_Task objective_:
Render the lines as a JSON list of strings, one string per line and no blank lines, starting at the first line below and stopping after the line that contains "page-header: 下载后可任意编辑 [431, 54, 519, 67]".

_The data_:
────────

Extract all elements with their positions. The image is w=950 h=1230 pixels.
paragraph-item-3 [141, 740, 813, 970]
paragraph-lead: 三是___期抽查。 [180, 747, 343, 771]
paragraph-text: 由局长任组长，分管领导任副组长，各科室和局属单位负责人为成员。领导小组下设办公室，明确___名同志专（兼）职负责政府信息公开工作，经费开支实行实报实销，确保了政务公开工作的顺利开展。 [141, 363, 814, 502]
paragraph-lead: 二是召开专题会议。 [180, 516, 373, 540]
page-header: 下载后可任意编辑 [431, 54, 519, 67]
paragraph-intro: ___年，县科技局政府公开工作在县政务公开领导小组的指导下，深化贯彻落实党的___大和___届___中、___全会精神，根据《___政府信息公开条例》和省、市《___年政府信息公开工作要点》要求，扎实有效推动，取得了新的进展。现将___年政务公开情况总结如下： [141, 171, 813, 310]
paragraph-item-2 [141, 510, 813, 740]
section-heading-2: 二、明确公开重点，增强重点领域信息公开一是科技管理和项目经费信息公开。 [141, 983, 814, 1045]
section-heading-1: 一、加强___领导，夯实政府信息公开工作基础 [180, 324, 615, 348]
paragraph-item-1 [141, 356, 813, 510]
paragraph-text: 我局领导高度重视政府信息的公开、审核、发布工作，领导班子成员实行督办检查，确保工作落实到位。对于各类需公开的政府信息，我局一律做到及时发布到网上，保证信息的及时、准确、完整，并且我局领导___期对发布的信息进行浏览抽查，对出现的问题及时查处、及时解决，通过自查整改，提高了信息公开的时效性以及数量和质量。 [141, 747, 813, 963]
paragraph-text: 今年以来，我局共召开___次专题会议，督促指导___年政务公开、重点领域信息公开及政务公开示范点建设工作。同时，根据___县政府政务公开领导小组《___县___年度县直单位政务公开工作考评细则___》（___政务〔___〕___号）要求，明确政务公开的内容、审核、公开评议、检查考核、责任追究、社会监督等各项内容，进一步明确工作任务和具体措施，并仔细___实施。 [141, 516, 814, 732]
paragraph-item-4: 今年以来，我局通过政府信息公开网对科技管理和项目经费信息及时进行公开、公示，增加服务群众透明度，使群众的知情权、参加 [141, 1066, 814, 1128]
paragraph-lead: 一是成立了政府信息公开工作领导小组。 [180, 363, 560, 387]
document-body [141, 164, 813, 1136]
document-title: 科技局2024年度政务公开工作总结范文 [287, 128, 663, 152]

────────

_Task solution_:
[
  "Extract all elements with their positions. The image is w=950 h=1230 pixels.",
  "paragraph-item-3 [141, 740, 813, 970]",
  "paragraph-lead: 三是___期抽查。 [180, 747, 343, 771]",
  "paragraph-text: 由局长任组长，分管领导任副组长，各科室和局属单位负责人为成员。领导小组下设办公室，明确___名同志专（兼）职负责政府信息公开工作，经费开支实行实报实销，确保了政务公开工作的顺利开展。 [141, 363, 814, 502]",
  "paragraph-lead: 二是召开专题会议。 [180, 516, 373, 540]",
  "page-header: 下载后可任意编辑 [431, 54, 519, 67]"
]